Problem: The entries below need to be written out exactly, with no pictures included.

Material:
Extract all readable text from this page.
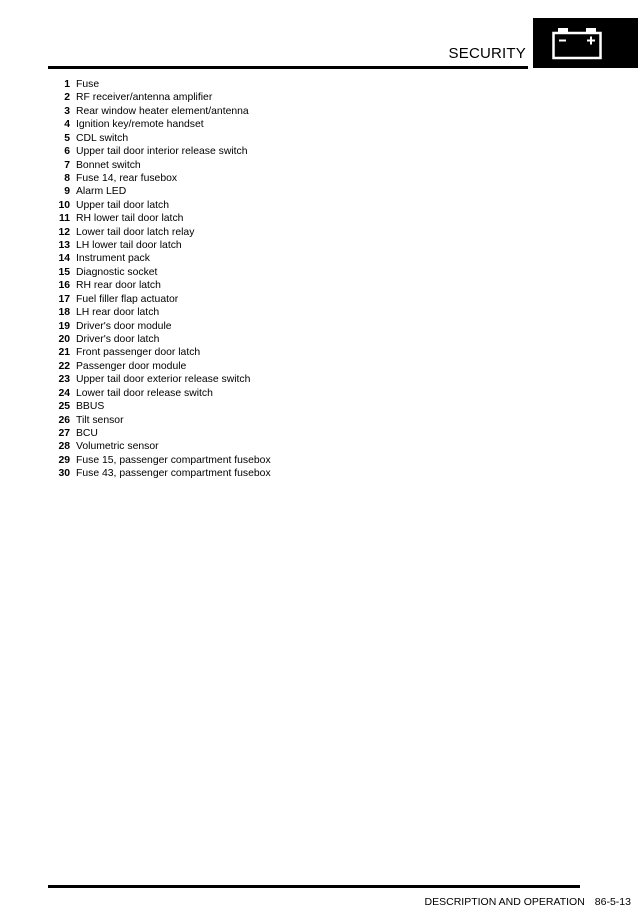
SECURITY
1 Fuse
2 RF receiver/antenna amplifier
3 Rear window heater element/antenna
4 Ignition key/remote handset
5 CDL switch
6 Upper tail door interior release switch
7 Bonnet switch
8 Fuse 14, rear fusebox
9 Alarm LED
10 Upper tail door latch
11 RH lower tail door latch
12 Lower tail door latch relay
13 LH lower tail door latch
14 Instrument pack
15 Diagnostic socket
16 RH rear door latch
17 Fuel filler flap actuator
18 LH rear door latch
19 Driver's door module
20 Driver's door latch
21 Front passenger door latch
22 Passenger door module
23 Upper tail door exterior release switch
24 Lower tail door release switch
25 BBUS
26 Tilt sensor
27 BCU
28 Volumetric sensor
29 Fuse 15, passenger compartment fusebox
30 Fuse 43, passenger compartment fusebox
DESCRIPTION AND OPERATION 86-5-13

Answer to this exercise:
Extract all readable text from this page.
SECURITY
1 Fuse
2 RF receiver/antenna amplifier
3 Rear window heater element/antenna
4 Ignition key/remote handset
5 CDL switch
6 Upper tail door interior release switch
7 Bonnet switch
8 Fuse 14, rear fusebox
9 Alarm LED
10 Upper tail door latch
11 RH lower tail door latch
12 Lower tail door latch relay
13 LH lower tail door latch
14 Instrument pack
15 Diagnostic socket
16 RH rear door latch
17 Fuel filler flap actuator
18 LH rear door latch
19 Driver's door module
20 Driver's door latch
21 Front passenger door latch
22 Passenger door module
23 Upper tail door exterior release switch
24 Lower tail door release switch
25 BBUS
26 Tilt sensor
27 BCU
28 Volumetric sensor
29 Fuse 15, passenger compartment fusebox
30 Fuse 43, passenger compartment fusebox
DESCRIPTION AND OPERATION 86-5-13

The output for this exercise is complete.